* BEGIN *

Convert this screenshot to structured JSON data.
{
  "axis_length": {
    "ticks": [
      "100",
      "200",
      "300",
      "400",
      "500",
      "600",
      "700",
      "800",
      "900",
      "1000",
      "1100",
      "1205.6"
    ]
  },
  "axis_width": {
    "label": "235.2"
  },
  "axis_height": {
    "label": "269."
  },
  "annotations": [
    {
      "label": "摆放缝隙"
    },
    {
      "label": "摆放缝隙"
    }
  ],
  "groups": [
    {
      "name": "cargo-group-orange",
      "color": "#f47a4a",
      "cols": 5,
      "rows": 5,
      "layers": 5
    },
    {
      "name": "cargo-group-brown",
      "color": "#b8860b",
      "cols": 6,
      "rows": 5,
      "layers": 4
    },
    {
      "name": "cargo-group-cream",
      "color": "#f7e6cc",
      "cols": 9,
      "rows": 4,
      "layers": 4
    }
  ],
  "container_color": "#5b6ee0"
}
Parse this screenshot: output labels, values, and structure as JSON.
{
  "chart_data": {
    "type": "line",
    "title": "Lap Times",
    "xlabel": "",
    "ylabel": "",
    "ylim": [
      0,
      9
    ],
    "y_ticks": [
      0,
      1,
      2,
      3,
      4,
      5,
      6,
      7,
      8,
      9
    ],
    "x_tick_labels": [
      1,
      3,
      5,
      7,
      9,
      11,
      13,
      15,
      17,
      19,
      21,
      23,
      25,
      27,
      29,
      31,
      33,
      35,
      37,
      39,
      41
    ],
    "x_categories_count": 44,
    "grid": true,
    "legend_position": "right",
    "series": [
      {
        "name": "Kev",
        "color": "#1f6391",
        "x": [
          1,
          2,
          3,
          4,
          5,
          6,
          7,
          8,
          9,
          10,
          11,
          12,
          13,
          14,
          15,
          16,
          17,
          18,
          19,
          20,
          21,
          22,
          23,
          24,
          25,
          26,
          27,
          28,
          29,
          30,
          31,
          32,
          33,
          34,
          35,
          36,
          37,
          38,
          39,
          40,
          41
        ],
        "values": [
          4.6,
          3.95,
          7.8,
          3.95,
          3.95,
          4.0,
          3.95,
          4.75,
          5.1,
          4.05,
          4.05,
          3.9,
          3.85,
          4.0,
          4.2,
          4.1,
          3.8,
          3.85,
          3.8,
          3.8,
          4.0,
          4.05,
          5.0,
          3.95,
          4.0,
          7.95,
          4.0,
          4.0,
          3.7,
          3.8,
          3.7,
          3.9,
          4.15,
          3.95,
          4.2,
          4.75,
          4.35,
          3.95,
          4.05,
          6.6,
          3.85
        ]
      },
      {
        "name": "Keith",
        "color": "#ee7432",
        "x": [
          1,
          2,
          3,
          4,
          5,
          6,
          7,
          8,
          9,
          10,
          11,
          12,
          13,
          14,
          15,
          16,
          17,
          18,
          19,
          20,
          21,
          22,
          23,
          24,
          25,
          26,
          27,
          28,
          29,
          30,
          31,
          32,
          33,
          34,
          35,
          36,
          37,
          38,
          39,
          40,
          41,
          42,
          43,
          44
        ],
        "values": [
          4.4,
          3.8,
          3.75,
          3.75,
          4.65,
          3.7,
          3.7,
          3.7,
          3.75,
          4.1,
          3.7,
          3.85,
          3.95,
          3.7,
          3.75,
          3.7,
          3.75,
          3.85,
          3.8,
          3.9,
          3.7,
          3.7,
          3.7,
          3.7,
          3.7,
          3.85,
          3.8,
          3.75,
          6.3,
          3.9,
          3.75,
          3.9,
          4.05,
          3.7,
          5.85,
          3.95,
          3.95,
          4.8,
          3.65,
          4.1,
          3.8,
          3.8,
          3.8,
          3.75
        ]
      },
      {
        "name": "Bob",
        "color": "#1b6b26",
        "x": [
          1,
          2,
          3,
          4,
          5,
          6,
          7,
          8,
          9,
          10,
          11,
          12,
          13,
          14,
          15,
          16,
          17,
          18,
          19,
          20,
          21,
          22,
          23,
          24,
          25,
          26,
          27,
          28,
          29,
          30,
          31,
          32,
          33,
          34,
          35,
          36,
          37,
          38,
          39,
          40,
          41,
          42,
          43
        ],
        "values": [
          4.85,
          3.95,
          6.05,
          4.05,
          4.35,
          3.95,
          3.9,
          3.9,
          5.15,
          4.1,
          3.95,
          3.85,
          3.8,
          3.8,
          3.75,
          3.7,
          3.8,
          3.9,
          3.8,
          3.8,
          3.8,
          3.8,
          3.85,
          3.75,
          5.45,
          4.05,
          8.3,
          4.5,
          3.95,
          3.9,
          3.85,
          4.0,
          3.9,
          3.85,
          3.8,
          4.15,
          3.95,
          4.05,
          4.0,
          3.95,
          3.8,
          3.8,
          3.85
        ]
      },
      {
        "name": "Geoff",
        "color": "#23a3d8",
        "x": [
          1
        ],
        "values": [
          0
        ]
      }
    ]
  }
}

* END *

▶ [Given problem]
Pull out every line in the data above that has the word "this".

▶ [Exercise result]
Convert this screenshot to structured JSON data.
Parse this screenshot: output labels, values, and structure as JSON.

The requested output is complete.